Data records:
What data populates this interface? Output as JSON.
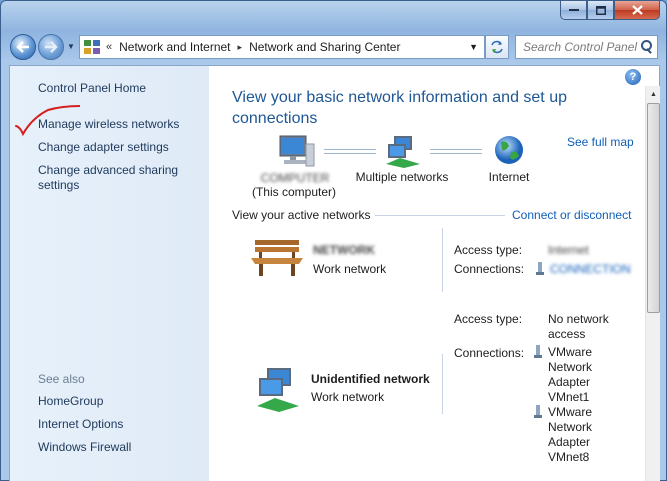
{
  "window": {
    "caption_buttons": [
      "minimize",
      "maximize",
      "close"
    ]
  },
  "address_bar": {
    "breadcrumb_sep": "«",
    "crumbs": [
      "Network and Internet",
      "Network and Sharing Center"
    ],
    "crumb_arrow": "▸"
  },
  "search": {
    "placeholder": "Search Control Panel"
  },
  "sidebar": {
    "items": [
      {
        "label": "Control Panel Home"
      },
      {
        "label": "Manage wireless networks"
      },
      {
        "label": "Change adapter settings"
      },
      {
        "label": "Change advanced sharing settings"
      }
    ],
    "see_also_label": "See also",
    "see_also": [
      {
        "label": "HomeGroup"
      },
      {
        "label": "Internet Options"
      },
      {
        "label": "Windows Firewall"
      }
    ]
  },
  "main": {
    "title": "View your basic network information and set up connections",
    "see_full_map": "See full map",
    "map": {
      "computer_name": "COMPUTER",
      "computer_caption": "(This computer)",
      "middle_label": "Multiple networks",
      "internet_label": "Internet"
    },
    "active_networks_heading": "View your active networks",
    "connect_link": "Connect or disconnect",
    "networks": [
      {
        "name": "NETWORK",
        "type_link": "Work network",
        "access_type_label": "Access type:",
        "access_type": "Internet",
        "connections_label": "Connections:",
        "connections": [
          "CONNECTION"
        ]
      },
      {
        "name": "Unidentified network",
        "type": "Work network",
        "access_type_label": "Access type:",
        "access_type": "No network access",
        "connections_label": "Connections:",
        "connections": [
          "VMware Network Adapter VMnet1",
          "VMware Network Adapter VMnet8"
        ]
      }
    ]
  },
  "colors": {
    "title_blue": "#1e5794",
    "link_blue": "#0f5fb8",
    "sidebar_bg": "#e7f1fb",
    "annotation_red": "#d62020"
  },
  "icons": [
    "back-arrow-icon",
    "forward-arrow-icon",
    "control-panel-icon",
    "refresh-icon",
    "search-icon",
    "help-icon",
    "computer-icon",
    "network-icon",
    "globe-icon",
    "bench-icon",
    "adapter-icon"
  ]
}
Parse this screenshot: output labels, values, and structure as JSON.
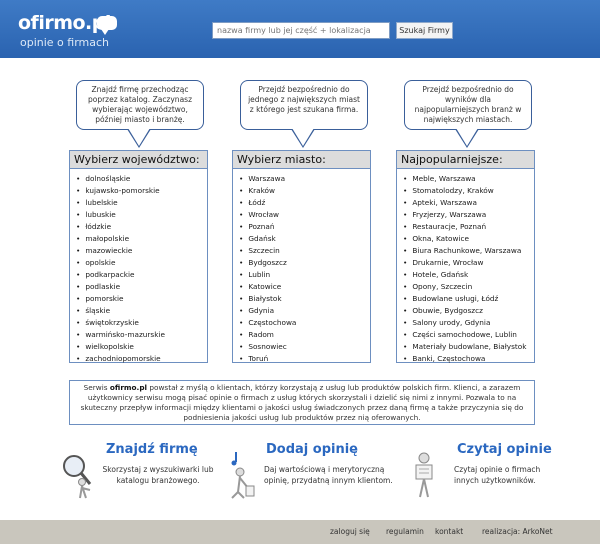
{
  "header": {
    "logo": "ofirmo.pl",
    "tagline": "opinie o firmach",
    "search_placeholder": "nazwa firmy lub jej część + lokalizacja",
    "search_button": "Szukaj Firmy"
  },
  "bubbles": [
    "Znajdź firmę przechodząc poprzez katalog. Zaczynasz wybierając województwo, później miasto i branżę.",
    "Przejdź bezpośrednio do jednego z największych miast z którego jest szukana firma.",
    "Przejdź bezpośrednio do wyników dla najpopularniejszych branż w największych miastach."
  ],
  "columns": {
    "voivodeships": {
      "title": "Wybierz województwo:",
      "items": [
        "dolnośląskie",
        "kujawsko-pomorskie",
        "lubelskie",
        "lubuskie",
        "łódzkie",
        "małopolskie",
        "mazowieckie",
        "opolskie",
        "podkarpackie",
        "podlaskie",
        "pomorskie",
        "śląskie",
        "świętokrzyskie",
        "warmińsko-mazurskie",
        "wielkopolskie",
        "zachodniopomorskie"
      ]
    },
    "cities": {
      "title": "Wybierz miasto:",
      "items": [
        "Warszawa",
        "Kraków",
        "Łódź",
        "Wrocław",
        "Poznań",
        "Gdańsk",
        "Szczecin",
        "Bydgoszcz",
        "Lublin",
        "Katowice",
        "Białystok",
        "Gdynia",
        "Częstochowa",
        "Radom",
        "Sosnowiec",
        "Toruń"
      ]
    },
    "popular": {
      "title": "Najpopularniejsze:",
      "items": [
        "Meble, Warszawa",
        "Stomatolodzy, Kraków",
        "Apteki, Warszawa",
        "Fryzjerzy, Warszawa",
        "Restauracje, Poznań",
        "Okna, Katowice",
        "Biura Rachunkowe, Warszawa",
        "Drukarnie, Wrocław",
        "Hotele, Gdańsk",
        "Opony, Szczecin",
        "Budowlane usługi, Łódź",
        "Obuwie, Bydgoszcz",
        "Salony urody, Gdynia",
        "Części samochodowe, Lublin",
        "Materiały budowlane, Białystok",
        "Banki, Częstochowa"
      ]
    }
  },
  "description": {
    "prefix": "Serwis ",
    "brand": "ofirmo.pl",
    "text": " powstał z myślą o klientach, którzy korzystają z usług lub produktów polskich firm. Klienci, a zarazem użytkownicy serwisu mogą pisać opinie o firmach z usług których skorzystali i dzielić się nimi z innymi. Pozwala to na skuteczny przepływ informacji między klientami o jakości usług świadczonych przez daną firmę a także przyczynia się do podniesienia jakości usług lub produktów przez nią oferowanych."
  },
  "features": [
    {
      "title": "Znajdź firmę",
      "text": "Skorzystaj z wyszukiwarki lub katalogu branżowego.",
      "icon": "magnifier-person-icon"
    },
    {
      "title": "Dodaj opinię",
      "text": "Daj wartościową i merytoryczną opinię, przydatną innym klientom.",
      "icon": "writing-person-icon"
    },
    {
      "title": "Czytaj opinie",
      "text": "Czytaj opinie o firmach innych użytkowników.",
      "icon": "reading-person-icon"
    }
  ],
  "footer": {
    "login": "zaloguj się",
    "rules": "regulamin",
    "contact": "kontakt",
    "credit": "realizacja: ArkoNet"
  }
}
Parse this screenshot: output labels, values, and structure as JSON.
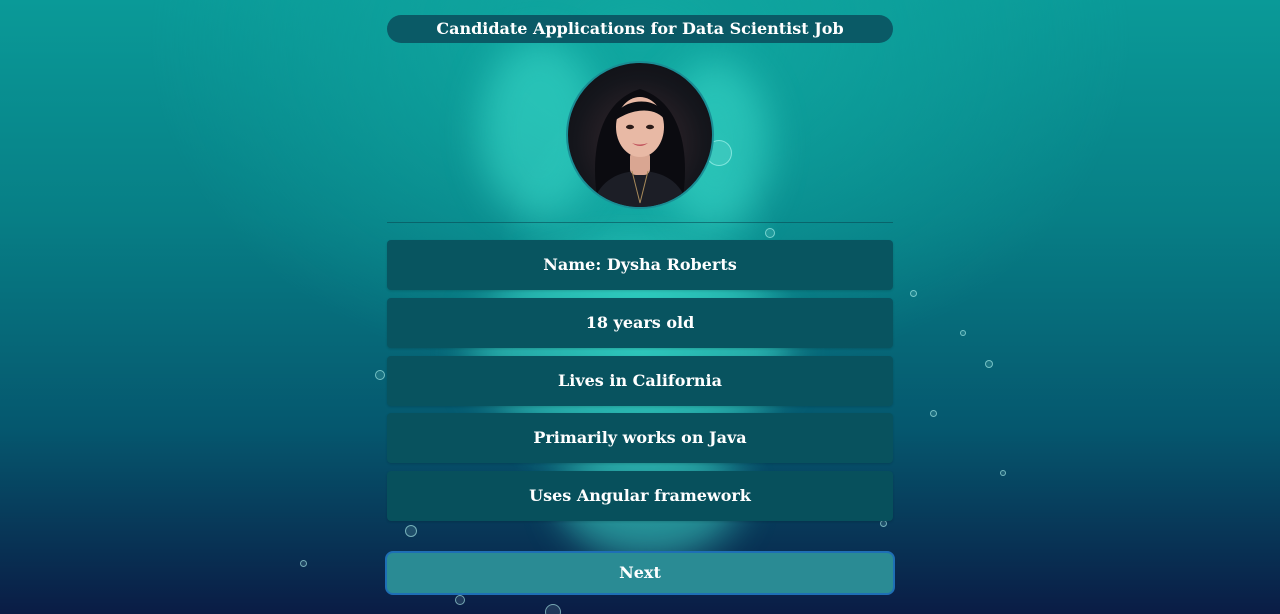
{
  "page": {
    "title": "Candidate Applications for Data Scientist Job"
  },
  "candidate": {
    "name_line": "Name: Dysha Roberts",
    "age_line": "18 years old",
    "location_line": "Lives in California",
    "language_line": "Primarily works on Java",
    "framework_line": "Uses Angular framework"
  },
  "actions": {
    "next_label": "Next"
  },
  "colors": {
    "title_bar": "#0a5a66",
    "card_dark": "#085560",
    "button_fill": "#2a8b94",
    "button_border": "#1e6fb5"
  }
}
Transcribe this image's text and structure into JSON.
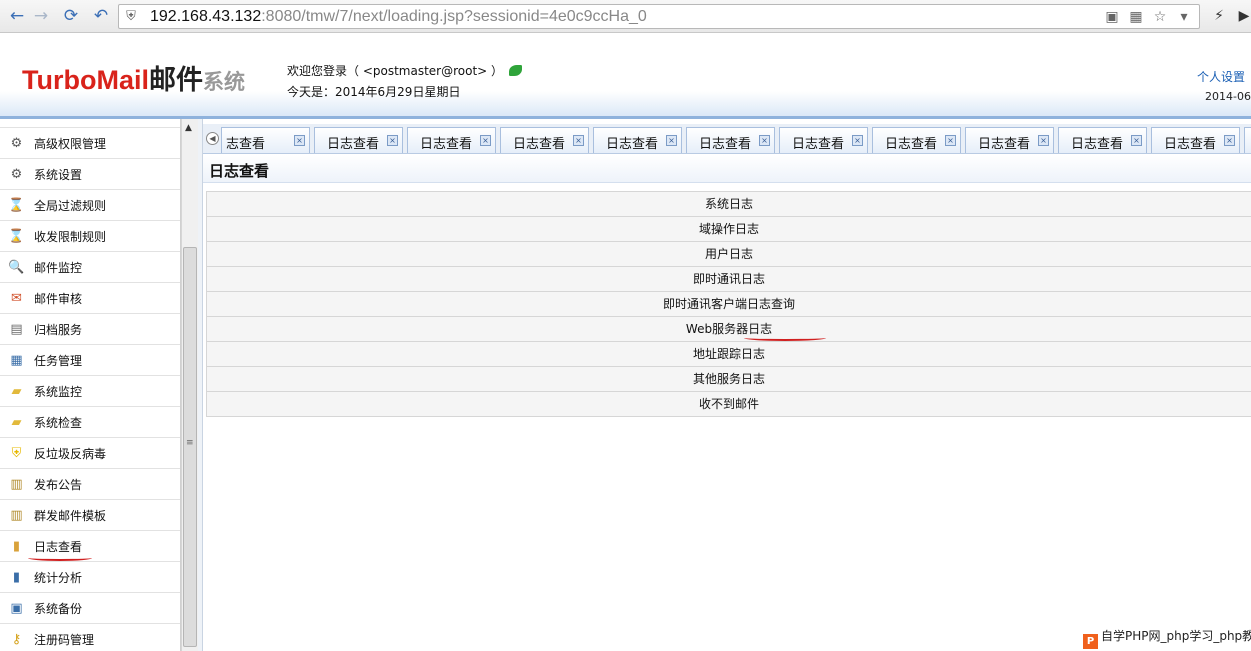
{
  "browser": {
    "url_host": "192.168.43.132",
    "url_rest": ":8080/tmw/7/next/loading.jsp?sessionid=4e0c9ccHa_0"
  },
  "header": {
    "logo_turbo": "TurboMail",
    "logo_mail": "邮件",
    "logo_sys": "系统",
    "welcome_text": "欢迎您登录（ <postmaster@root> ）",
    "today_text": "今天是：2014年6月29日星期日",
    "personal_settings": "个人设置",
    "date_right": "2014-06-"
  },
  "sidebar": {
    "items": [
      {
        "label": "高级权限管理",
        "icon": "gear-icon"
      },
      {
        "label": "系统设置",
        "icon": "gear-icon"
      },
      {
        "label": "全局过滤规则",
        "icon": "hourglass-icon"
      },
      {
        "label": "收发限制规则",
        "icon": "hourglass-icon"
      },
      {
        "label": "邮件监控",
        "icon": "magnifier-icon"
      },
      {
        "label": "邮件审核",
        "icon": "mail-check-icon"
      },
      {
        "label": "归档服务",
        "icon": "archive-icon"
      },
      {
        "label": "任务管理",
        "icon": "calendar-icon"
      },
      {
        "label": "系统监控",
        "icon": "folder-icon"
      },
      {
        "label": "系统检查",
        "icon": "folder-icon"
      },
      {
        "label": "反垃圾反病毒",
        "icon": "shield-icon"
      },
      {
        "label": "发布公告",
        "icon": "notepad-icon"
      },
      {
        "label": "群发邮件模板",
        "icon": "notepad-icon"
      },
      {
        "label": "日志查看",
        "icon": "log-icon"
      },
      {
        "label": "统计分析",
        "icon": "bar-chart-icon"
      },
      {
        "label": "系统备份",
        "icon": "backup-icon"
      },
      {
        "label": "注册码管理",
        "icon": "key-icon"
      }
    ]
  },
  "tabs": {
    "first_partial": "志查看",
    "label": "日志查看",
    "last_partial": "日志"
  },
  "content": {
    "title": "日志查看",
    "logs": [
      "系统日志",
      "域操作日志",
      "用户日志",
      "即时通讯日志",
      "即时通讯客户端日志查询",
      "Web服务器日志",
      "地址跟踪日志",
      "其他服务日志",
      "收不到邮件"
    ]
  },
  "watermark": {
    "logo": "P",
    "text": "自学PHP网_php学习_php教"
  }
}
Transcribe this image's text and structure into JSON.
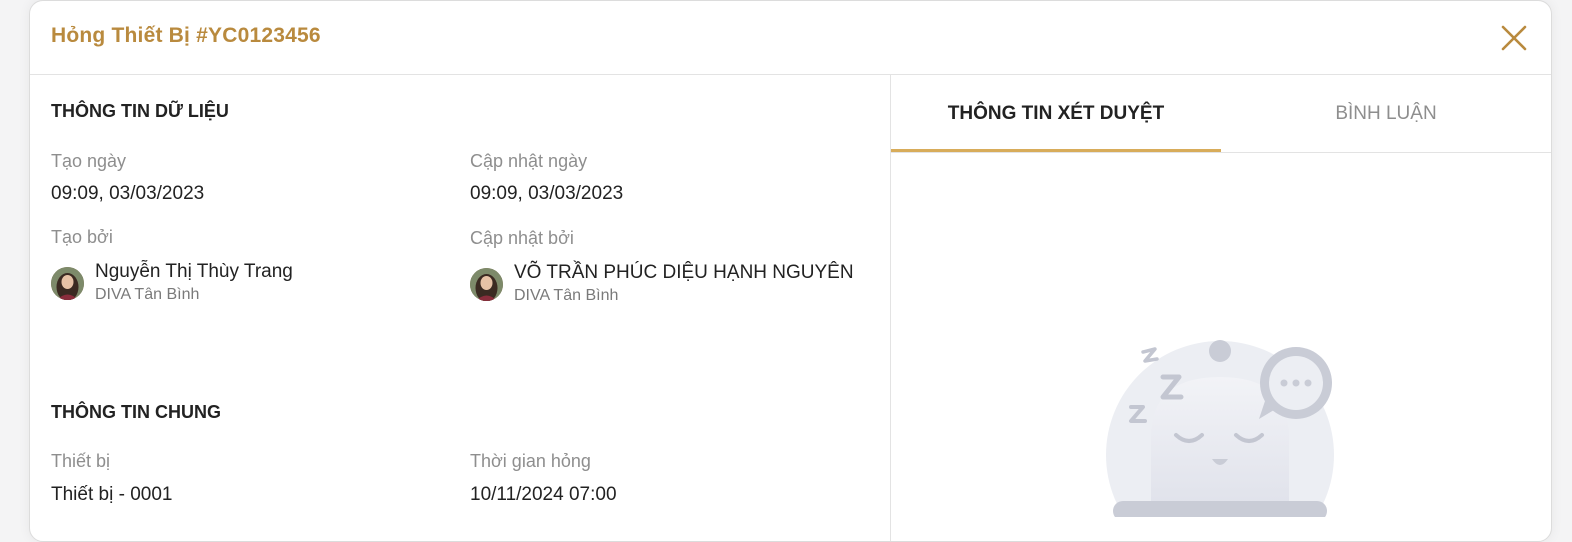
{
  "modal": {
    "title": "Hỏng Thiết Bị #YC0123456"
  },
  "data_info": {
    "section_title": "THÔNG TIN DỮ LIỆU",
    "created_date_label": "Tạo ngày",
    "created_date_value": "09:09, 03/03/2023",
    "updated_date_label": "Cập nhật ngày",
    "updated_date_value": "09:09, 03/03/2023",
    "created_by_label": "Tạo bởi",
    "created_by": {
      "name": "Nguyễn Thị Thùy Trang",
      "branch": "DIVA Tân Bình"
    },
    "updated_by_label": "Cập nhật bởi",
    "updated_by": {
      "name": "VÕ TRẦN PHÚC DIỆU HẠNH NGUYÊN",
      "branch": "DIVA Tân Bình"
    }
  },
  "general_info": {
    "section_title": "THÔNG TIN CHUNG",
    "device_label": "Thiết bị",
    "device_value": "Thiết bị - 0001",
    "failure_time_label": "Thời gian hỏng",
    "failure_time_value": "10/11/2024 07:00"
  },
  "tabs": [
    {
      "label": "THÔNG TIN XÉT DUYỆT",
      "active": true
    },
    {
      "label": "BÌNH LUẬN",
      "active": false
    }
  ],
  "colors": {
    "accent": "#b98a3e",
    "tab_underline": "#d8ac5a"
  },
  "icons": {
    "close": "close-icon",
    "empty_state": "sleeping-bell-illustration"
  }
}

* **EXERCISE DETAILS**
From the entries above, copy each line holding "ngày".

* **RESPONSE BELOW**
    "created_date_label": "Tạo ngày",
    "updated_date_label": "Cập nhật ngày",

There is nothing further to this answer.